- [Short task] Some lines in the listing below may include the string "from". How many are there? Give only the number.

[start]

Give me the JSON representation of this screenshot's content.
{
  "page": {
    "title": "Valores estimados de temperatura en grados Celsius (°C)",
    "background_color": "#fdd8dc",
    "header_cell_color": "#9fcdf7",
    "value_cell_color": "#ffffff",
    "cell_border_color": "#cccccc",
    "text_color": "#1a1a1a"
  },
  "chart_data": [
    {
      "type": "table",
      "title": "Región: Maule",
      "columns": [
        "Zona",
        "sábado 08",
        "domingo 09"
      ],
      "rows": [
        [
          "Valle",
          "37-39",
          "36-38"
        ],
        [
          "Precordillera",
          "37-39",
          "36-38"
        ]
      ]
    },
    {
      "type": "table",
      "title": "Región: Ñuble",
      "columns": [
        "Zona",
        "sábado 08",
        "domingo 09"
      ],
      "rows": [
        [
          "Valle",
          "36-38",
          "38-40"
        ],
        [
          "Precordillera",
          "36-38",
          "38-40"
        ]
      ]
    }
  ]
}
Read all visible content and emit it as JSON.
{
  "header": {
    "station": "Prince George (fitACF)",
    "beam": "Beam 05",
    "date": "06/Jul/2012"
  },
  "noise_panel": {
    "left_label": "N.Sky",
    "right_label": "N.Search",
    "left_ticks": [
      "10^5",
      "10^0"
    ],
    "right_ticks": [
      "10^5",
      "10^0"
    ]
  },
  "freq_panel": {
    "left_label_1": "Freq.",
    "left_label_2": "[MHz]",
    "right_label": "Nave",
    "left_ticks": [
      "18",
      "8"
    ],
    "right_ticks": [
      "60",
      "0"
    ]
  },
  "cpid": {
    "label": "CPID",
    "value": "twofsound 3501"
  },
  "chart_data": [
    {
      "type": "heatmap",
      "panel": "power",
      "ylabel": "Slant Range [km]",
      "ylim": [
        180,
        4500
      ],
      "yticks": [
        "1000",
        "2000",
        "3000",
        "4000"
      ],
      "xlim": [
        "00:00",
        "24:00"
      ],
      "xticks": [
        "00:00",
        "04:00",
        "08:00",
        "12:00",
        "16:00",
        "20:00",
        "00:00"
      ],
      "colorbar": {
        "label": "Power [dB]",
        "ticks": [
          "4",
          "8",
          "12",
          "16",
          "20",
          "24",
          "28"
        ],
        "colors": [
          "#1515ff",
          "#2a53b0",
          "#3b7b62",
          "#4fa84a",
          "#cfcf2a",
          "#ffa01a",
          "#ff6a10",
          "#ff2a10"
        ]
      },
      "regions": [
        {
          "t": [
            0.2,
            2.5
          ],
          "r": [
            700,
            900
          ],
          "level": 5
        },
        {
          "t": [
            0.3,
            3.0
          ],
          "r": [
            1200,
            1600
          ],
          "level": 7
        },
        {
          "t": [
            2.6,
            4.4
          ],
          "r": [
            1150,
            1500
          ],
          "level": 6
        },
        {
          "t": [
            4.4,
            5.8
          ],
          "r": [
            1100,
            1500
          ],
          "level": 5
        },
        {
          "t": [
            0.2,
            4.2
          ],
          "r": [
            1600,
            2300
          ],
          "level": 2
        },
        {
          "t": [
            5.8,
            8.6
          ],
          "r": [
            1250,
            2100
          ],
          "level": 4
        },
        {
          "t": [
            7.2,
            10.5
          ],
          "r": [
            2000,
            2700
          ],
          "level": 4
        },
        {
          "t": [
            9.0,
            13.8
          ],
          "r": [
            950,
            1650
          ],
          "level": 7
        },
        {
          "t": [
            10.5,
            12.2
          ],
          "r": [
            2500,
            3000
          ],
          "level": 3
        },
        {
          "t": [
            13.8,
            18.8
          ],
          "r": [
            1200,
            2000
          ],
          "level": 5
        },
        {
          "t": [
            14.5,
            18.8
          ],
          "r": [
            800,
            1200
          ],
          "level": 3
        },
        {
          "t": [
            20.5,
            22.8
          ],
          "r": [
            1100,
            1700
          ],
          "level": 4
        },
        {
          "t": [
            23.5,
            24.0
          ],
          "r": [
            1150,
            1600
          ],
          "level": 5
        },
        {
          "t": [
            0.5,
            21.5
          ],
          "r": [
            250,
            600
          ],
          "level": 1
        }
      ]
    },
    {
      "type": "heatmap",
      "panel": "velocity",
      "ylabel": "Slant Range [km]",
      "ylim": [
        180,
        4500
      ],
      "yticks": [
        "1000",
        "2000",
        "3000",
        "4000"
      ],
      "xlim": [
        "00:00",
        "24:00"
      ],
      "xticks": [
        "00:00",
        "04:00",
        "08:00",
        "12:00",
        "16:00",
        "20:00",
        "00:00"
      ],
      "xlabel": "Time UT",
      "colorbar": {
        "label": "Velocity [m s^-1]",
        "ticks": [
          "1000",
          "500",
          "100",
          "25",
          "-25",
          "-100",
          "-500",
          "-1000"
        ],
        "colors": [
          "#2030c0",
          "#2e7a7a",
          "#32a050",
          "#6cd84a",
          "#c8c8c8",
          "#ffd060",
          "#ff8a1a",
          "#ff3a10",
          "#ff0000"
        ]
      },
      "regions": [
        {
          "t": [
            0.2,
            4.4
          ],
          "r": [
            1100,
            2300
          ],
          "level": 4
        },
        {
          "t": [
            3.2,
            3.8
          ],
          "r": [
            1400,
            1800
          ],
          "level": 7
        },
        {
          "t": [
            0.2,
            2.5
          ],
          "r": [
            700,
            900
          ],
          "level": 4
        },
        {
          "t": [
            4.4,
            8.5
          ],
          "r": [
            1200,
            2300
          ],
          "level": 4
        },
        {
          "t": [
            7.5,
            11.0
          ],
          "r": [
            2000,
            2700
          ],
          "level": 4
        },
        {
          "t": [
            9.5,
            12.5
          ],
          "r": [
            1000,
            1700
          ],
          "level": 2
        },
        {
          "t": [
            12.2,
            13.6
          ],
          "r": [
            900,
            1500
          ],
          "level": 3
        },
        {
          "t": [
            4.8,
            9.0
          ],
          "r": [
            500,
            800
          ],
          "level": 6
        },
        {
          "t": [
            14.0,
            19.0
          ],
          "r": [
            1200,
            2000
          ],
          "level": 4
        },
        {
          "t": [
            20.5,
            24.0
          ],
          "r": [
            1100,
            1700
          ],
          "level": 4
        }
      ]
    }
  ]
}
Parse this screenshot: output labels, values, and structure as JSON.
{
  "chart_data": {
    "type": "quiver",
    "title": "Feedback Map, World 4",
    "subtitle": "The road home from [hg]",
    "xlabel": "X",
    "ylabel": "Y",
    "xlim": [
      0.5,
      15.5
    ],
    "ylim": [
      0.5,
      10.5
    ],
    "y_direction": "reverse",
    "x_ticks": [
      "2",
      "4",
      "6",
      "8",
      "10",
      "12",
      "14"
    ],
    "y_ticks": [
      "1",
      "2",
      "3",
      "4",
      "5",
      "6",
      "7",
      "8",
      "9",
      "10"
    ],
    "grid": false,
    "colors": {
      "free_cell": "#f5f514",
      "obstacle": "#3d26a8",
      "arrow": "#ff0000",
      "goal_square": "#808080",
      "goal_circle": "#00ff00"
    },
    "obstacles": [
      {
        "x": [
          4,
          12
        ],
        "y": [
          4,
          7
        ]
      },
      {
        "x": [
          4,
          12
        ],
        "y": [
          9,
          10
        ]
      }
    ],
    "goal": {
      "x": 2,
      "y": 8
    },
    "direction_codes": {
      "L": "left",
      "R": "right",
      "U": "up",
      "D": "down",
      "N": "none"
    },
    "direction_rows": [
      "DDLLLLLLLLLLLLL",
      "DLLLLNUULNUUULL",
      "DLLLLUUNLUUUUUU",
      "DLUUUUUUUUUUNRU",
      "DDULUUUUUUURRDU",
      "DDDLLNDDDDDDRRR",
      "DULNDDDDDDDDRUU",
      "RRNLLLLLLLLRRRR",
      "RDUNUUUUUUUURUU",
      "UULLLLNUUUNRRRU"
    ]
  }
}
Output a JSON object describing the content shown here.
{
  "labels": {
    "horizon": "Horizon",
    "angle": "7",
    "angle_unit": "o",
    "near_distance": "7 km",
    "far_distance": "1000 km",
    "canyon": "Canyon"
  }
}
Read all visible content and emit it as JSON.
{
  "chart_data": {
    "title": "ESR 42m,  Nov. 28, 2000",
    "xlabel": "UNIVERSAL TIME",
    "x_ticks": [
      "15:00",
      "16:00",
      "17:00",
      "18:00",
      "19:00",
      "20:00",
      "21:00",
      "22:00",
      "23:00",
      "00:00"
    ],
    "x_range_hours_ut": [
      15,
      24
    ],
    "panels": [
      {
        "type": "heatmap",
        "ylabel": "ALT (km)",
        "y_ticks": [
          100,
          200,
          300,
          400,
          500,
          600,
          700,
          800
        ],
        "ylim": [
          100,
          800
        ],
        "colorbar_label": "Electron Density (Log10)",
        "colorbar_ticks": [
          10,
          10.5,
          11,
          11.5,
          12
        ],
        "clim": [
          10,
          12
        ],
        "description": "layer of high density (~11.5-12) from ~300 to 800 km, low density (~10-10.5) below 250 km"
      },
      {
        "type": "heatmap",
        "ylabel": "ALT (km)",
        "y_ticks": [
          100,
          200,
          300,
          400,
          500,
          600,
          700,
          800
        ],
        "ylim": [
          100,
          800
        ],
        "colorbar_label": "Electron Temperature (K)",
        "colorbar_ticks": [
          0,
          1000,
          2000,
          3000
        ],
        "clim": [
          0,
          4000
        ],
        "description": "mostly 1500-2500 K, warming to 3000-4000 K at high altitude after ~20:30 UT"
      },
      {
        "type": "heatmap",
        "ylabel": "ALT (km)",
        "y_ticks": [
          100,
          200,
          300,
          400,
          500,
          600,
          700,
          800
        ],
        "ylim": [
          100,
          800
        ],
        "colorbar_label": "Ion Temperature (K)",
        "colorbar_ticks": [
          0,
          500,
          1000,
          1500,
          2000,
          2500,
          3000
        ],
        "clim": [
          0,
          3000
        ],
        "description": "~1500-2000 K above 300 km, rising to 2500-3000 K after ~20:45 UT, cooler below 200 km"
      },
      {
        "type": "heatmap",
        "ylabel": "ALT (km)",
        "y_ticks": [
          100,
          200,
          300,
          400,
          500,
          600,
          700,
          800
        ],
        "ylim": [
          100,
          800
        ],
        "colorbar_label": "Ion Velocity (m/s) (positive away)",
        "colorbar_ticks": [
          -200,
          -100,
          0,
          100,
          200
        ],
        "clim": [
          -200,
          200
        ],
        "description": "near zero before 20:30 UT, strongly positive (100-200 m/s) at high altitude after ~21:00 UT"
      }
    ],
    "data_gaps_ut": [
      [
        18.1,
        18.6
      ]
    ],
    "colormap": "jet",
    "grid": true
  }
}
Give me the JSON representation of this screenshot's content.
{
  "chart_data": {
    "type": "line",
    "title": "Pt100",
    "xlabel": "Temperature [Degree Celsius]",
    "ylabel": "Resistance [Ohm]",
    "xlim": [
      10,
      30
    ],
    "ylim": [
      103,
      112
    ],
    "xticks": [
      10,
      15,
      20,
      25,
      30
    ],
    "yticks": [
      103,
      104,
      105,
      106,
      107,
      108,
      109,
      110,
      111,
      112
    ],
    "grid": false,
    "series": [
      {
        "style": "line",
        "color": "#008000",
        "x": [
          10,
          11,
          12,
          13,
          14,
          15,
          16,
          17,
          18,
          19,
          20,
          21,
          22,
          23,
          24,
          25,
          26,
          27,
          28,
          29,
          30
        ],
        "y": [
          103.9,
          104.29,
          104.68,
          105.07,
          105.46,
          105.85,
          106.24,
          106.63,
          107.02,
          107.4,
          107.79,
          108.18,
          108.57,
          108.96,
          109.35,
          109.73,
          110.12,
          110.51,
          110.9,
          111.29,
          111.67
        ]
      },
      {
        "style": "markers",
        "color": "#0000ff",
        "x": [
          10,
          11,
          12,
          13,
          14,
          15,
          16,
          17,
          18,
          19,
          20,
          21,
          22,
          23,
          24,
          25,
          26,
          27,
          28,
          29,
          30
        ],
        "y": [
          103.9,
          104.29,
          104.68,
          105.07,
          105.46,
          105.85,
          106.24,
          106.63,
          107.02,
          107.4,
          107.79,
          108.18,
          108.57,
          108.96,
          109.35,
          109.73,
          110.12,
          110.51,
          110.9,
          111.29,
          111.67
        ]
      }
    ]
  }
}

[end]

- [Answer] 2